▸ **WHAT THE TASK ASKS**
Restate the complete material exactly.

#### RECORDED DATA ####

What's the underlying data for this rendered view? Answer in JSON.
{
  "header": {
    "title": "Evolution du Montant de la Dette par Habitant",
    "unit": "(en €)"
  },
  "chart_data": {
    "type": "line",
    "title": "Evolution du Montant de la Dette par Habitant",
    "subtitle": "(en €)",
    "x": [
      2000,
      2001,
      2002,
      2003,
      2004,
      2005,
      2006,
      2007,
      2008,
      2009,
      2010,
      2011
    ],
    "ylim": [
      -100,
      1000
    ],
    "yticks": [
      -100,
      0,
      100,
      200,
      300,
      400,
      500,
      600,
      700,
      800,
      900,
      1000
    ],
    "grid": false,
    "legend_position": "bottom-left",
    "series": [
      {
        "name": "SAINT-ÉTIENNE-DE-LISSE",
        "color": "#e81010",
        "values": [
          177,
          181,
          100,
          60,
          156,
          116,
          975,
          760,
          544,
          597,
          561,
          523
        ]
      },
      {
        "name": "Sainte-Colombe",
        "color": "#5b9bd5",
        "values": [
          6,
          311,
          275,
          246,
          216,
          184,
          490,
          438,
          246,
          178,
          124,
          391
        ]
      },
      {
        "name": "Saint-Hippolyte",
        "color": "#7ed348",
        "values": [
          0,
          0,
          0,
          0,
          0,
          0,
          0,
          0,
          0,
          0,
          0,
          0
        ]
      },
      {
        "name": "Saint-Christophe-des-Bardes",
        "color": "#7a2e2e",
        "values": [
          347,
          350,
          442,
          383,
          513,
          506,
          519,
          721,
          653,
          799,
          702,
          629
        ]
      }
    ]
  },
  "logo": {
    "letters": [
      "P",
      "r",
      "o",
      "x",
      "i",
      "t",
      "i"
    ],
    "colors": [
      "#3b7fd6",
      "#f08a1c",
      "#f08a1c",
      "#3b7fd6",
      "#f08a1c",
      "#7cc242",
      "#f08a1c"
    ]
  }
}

####

▸ **RESULT OF THIS TASK**
What's the underlying data for this rendered view? Answer in JSON.
{
  "header": {
    "title": "Evolution du Montant de la Dette par Habitant",
    "unit": "(en €)"
  },
  "chart_data": {
    "type": "line",
    "title": "Evolution du Montant de la Dette par Habitant",
    "subtitle": "(en €)",
    "x": [
      2000,
      2001,
      2002,
      2003,
      2004,
      2005,
      2006,
      2007,
      2008,
      2009,
      2010,
      2011
    ],
    "ylim": [
      -100,
      1000
    ],
    "yticks": [
      -100,
      0,
      100,
      200,
      300,
      400,
      500,
      600,
      700,
      800,
      900,
      1000
    ],
    "grid": false,
    "legend_position": "bottom-left",
    "series": [
      {
        "name": "SAINT-ÉTIENNE-DE-LISSE",
        "color": "#e81010",
        "values": [
          177,
          181,
          100,
          60,
          156,
          116,
          975,
          760,
          544,
          597,
          561,
          523
        ]
      },
      {
        "name": "Sainte-Colombe",
        "color": "#5b9bd5",
        "values": [
          6,
          311,
          275,
          246,
          216,
          184,
          490,
          438,
          246,
          178,
          124,
          391
        ]
      },
      {
        "name": "Saint-Hippolyte",
        "color": "#7ed348",
        "values": [
          0,
          0,
          0,
          0,
          0,
          0,
          0,
          0,
          0,
          0,
          0,
          0
        ]
      },
      {
        "name": "Saint-Christophe-des-Bardes",
        "color": "#7a2e2e",
        "values": [
          347,
          350,
          442,
          383,
          513,
          506,
          519,
          721,
          653,
          799,
          702,
          629
        ]
      }
    ]
  },
  "logo": {
    "letters": [
      "P",
      "r",
      "o",
      "x",
      "i",
      "t",
      "i"
    ],
    "colors": [
      "#3b7fd6",
      "#f08a1c",
      "#f08a1c",
      "#3b7fd6",
      "#f08a1c",
      "#7cc242",
      "#f08a1c"
    ]
  }
}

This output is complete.